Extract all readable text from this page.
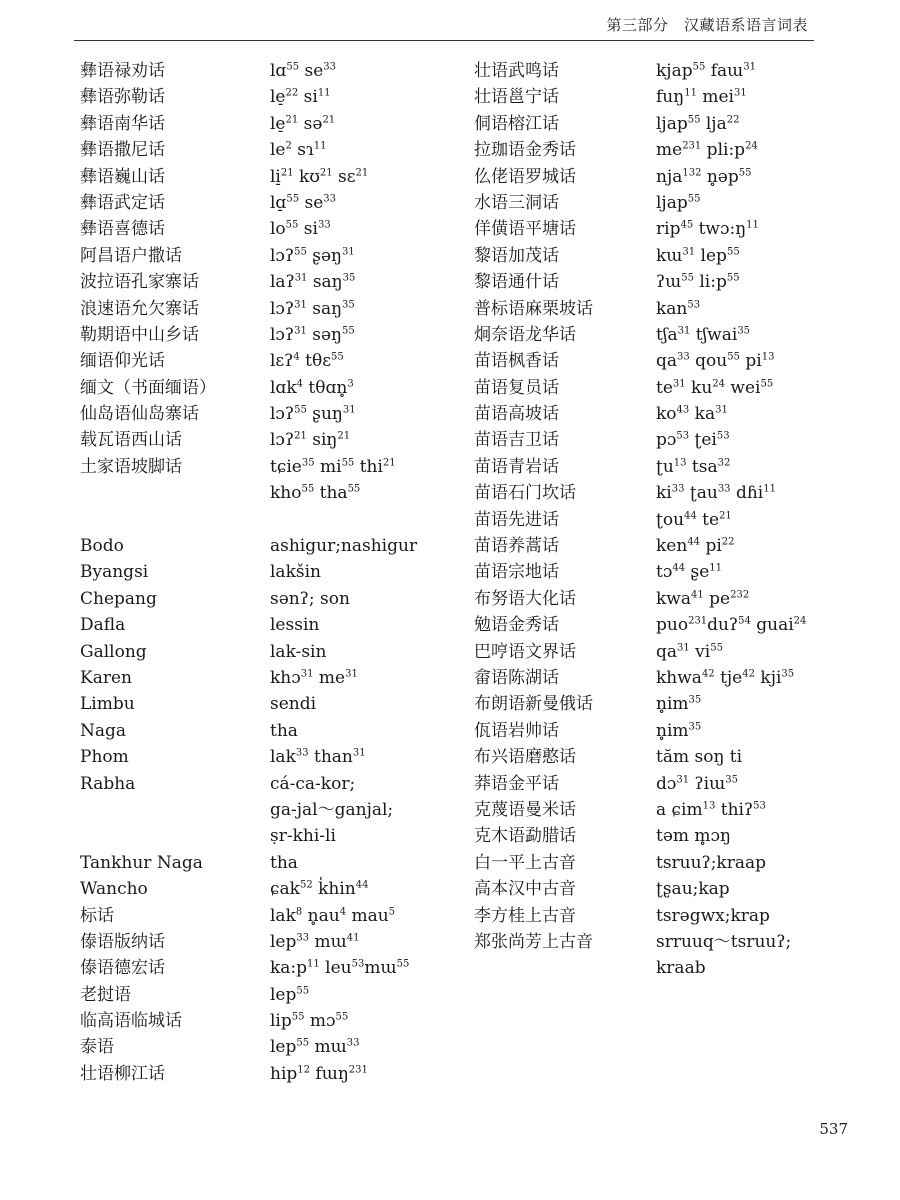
第三部分　汉藏语系语言词表
彝语禄劝话
彝语弥勒话
彝语南华话
彝语撒尼话
彝语巍山话
彝语武定话
彝语喜德话
阿昌语户撒话
波拉语孔家寨话
浪速语允欠寨话
勒期语中山乡话
缅语仰光话
缅文（书面缅语）
仙岛语仙岛寨话
载瓦语西山话
土家语坡脚话
Bodo
Byangsi
Chepang
Dafla
Gallong
Karen
Limbu
Naga
Phom
Rabha
Tankhur Naga
Wancho
标话
傣语版纳话
傣语德宏话
老挝语
临高语临城话
泰语
壮语柳江话
lɑ$^{55}$ $se^{33}$
le̠$^{22}$ $si^{11}$
le̠$^{21}$ sə$^{21}$
$le^2$ sɿ$^{11}$
li̠$^{21}$ kʊ$^{21}$ sɛ$^{21}$
lɑ̠$^{55}$ $se^{33}$
$lo^{55}$ $si^{33}$
lɔʔ$^{55}$ ʂəŋ$^{31}$
laʔ$^{31}$ saŋ$^{35}$
lɔʔ$^{31}$ saŋ$^{35}$
lɔʔ$^{31}$ səŋ$^{55}$
lɛʔ$^4$ tθɛ$^{55}$
lɑk$^4$ tθɑn̥$^3$
lɔʔ$^{55}$ ʂuŋ$^{31}$
lɔʔ$^{21}$ siŋ$^{21}$
tɕie$^{35}$ $mi^{55}$ thi$^{21}$
kho$^{55}$ tha$^{55}$
ashigur;nashigur
lakšin
sənʔ; son
lessin
lak-sin
khɔ$^{31}$ $me^{31}$
sendi
tha
lak$^{33}$ than$^{31}$
cá-ca-kor;
ga-jal～ganjal;
ṣr-khi-li
tha
ɕak$^{52}$ k̍hin$^{44}$
lak$^8$ $n̥au^4$ mau$^5$
lep$^{33}$ mɯ$^{41}$
$ka:p^{11}$ leu$^{53}$mɯ$^{55}$
lep$^{55}$
lip$^{55}$ mɔ$^{55}$
lep$^{55}$ mɯ$^{33}$
hip$^{12}$ fɯŋ$^{231}$
壮语武鸣话
壮语邕宁话
侗语榕江话
拉珈语金秀话
仫佬语罗城话
水语三洞话
佯僙语平塘话
黎语加茂话
黎语通什话
普标语麻栗坡话
炯奈语龙华话
苗语枫香话
苗语复员话
苗语高坡话
苗语吉卫话
苗语青岩话
苗语石门坎话
苗语先进话
苗语养蒿话
苗语宗地话
布努语大化话
勉语金秀话
巴哼语文界话
畲语陈湖话
布朗语新曼俄话
佤语岩帅话
布兴语磨憨话
莽语金平话
克蔑语曼米话
克木语勐腊话
白一平上古音
高本汉中古音
李方桂上古音
郑张尚芳上古音
kjap$^{55}$ faɯ$^{31}$
fuŋ$^{11}$ mei$^{31}$
ljap$^{55}$ lja$^{22}$
$me^{231}$ $pli:p^{24}$
nja$^{132}$ n̥əp$^{55}$
ljap$^{55}$
rip$^{45}$ $twɔ:ŋ^{11}$
kɯ$^{31}$ lep$^{55}$
ʔɯ$^{55}$ $li:p^{55}$
kan$^{53}$
tʃa$^{31}$ tʃwai$^{35}$
$qa^{33}$ qou$^{55}$ $pi^{13}$
$te^{31}$ $ku^{24}$ wei$^{55}$
$ko^{43}$ $ka^{31}$
pɔ$^{53}$ ʈei$^{53}$
ʈu$^{13}$ tsa$^{32}$
$ki^{33}$ ʈau$^{33}$ dɦi$^{11}$
ʈou$^{44}$ $te^{21}$
ken$^{44}$ $pi^{22}$
tɔ$^{44}$ ʂe$^{11}$
kwa$^{41}$ $pe^{232}$
puo$^{231}$duʔ$^{54}$ guai$^{24}$
$qa^{31}$ $vi^{55}$
khwa$^{42}$ tje$^{42}$ kji$^{35}$
$n̥im^{35}$
$n̥im^{35}$
tăm soŋ ti
dɔ$^{31}$ ʔiɯ$^{35}$
a ɕim$^{13}$ thiʔ$^{53}$
təm m̥ɔŋ
tsruuʔ;kraap
ʈʂau;kap
tsrəgwx;krap
srruuq～tsruuʔ;
kraab
537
==*==
Repeat all the records above exactly, leaving out any pictures.

Extract all readable text from this page.
第三部分　汉藏语系语言词表
彝语禄劝话
彝语弥勒话
彝语南华话
彝语撒尼话
彝语巍山话
彝语武定话
彝语喜德话
阿昌语户撒话
波拉语孔家寨话
浪速语允欠寨话
勒期语中山乡话
缅语仰光话
缅文（书面缅语）
仙岛语仙岛寨话
载瓦语西山话
土家语坡脚话
Bodo
Byangsi
Chepang
Dafla
Gallong
Karen
Limbu
Naga
Phom
Rabha
Tankhur Naga
Wancho
标话
傣语版纳话
傣语德宏话
老挝语
临高语临城话
泰语
壮语柳江话
lɑ$^{55}$ $se^{33}$
le̠$^{22}$ $si^{11}$
le̠$^{21}$ sə$^{21}$
$le^2$ sɿ$^{11}$
li̠$^{21}$ kʊ$^{21}$ sɛ$^{21}$
lɑ̠$^{55}$ $se^{33}$
$lo^{55}$ $si^{33}$
lɔʔ$^{55}$ ʂəŋ$^{31}$
laʔ$^{31}$ saŋ$^{35}$
lɔʔ$^{31}$ saŋ$^{35}$
lɔʔ$^{31}$ səŋ$^{55}$
lɛʔ$^4$ tθɛ$^{55}$
lɑk$^4$ tθɑn̥$^3$
lɔʔ$^{55}$ ʂuŋ$^{31}$
lɔʔ$^{21}$ siŋ$^{21}$
tɕie$^{35}$ $mi^{55}$ thi$^{21}$
kho$^{55}$ tha$^{55}$
ashigur;nashigur
lakšin
sənʔ; son
lessin
lak-sin
khɔ$^{31}$ $me^{31}$
sendi
tha
lak$^{33}$ than$^{31}$
cá-ca-kor;
ga-jal～ganjal;
ṣr-khi-li
tha
ɕak$^{52}$ k̍hin$^{44}$
lak$^8$ $n̥au^4$ mau$^5$
lep$^{33}$ mɯ$^{41}$
$ka:p^{11}$ leu$^{53}$mɯ$^{55}$
lep$^{55}$
lip$^{55}$ mɔ$^{55}$
lep$^{55}$ mɯ$^{33}$
hip$^{12}$ fɯŋ$^{231}$
壮语武鸣话
壮语邕宁话
侗语榕江话
拉珈语金秀话
仫佬语罗城话
水语三洞话
佯僙语平塘话
黎语加茂话
黎语通什话
普标语麻栗坡话
炯奈语龙华话
苗语枫香话
苗语复员话
苗语高坡话
苗语吉卫话
苗语青岩话
苗语石门坎话
苗语先进话
苗语养蒿话
苗语宗地话
布努语大化话
勉语金秀话
巴哼语文界话
畲语陈湖话
布朗语新曼俄话
佤语岩帅话
布兴语磨憨话
莽语金平话
克蔑语曼米话
克木语勐腊话
白一平上古音
高本汉中古音
李方桂上古音
郑张尚芳上古音
kjap$^{55}$ faɯ$^{31}$
fuŋ$^{11}$ mei$^{31}$
ljap$^{55}$ lja$^{22}$
$me^{231}$ $pli:p^{24}$
nja$^{132}$ n̥əp$^{55}$
ljap$^{55}$
rip$^{45}$ $twɔ:ŋ^{11}$
kɯ$^{31}$ lep$^{55}$
ʔɯ$^{55}$ $li:p^{55}$
kan$^{53}$
tʃa$^{31}$ tʃwai$^{35}$
$qa^{33}$ qou$^{55}$ $pi^{13}$
$te^{31}$ $ku^{24}$ wei$^{55}$
$ko^{43}$ $ka^{31}$
pɔ$^{53}$ ʈei$^{53}$
ʈu$^{13}$ tsa$^{32}$
$ki^{33}$ ʈau$^{33}$ dɦi$^{11}$
ʈou$^{44}$ $te^{21}$
ken$^{44}$ $pi^{22}$
tɔ$^{44}$ ʂe$^{11}$
kwa$^{41}$ $pe^{232}$
puo$^{231}$duʔ$^{54}$ guai$^{24}$
$qa^{31}$ $vi^{55}$
khwa$^{42}$ tje$^{42}$ kji$^{35}$
$n̥im^{35}$
$n̥im^{35}$
tăm soŋ ti
dɔ$^{31}$ ʔiɯ$^{35}$
a ɕim$^{13}$ thiʔ$^{53}$
təm m̥ɔŋ
tsruuʔ;kraap
ʈʂau;kap
tsrəgwx;krap
srruuq～tsruuʔ;
kraab
537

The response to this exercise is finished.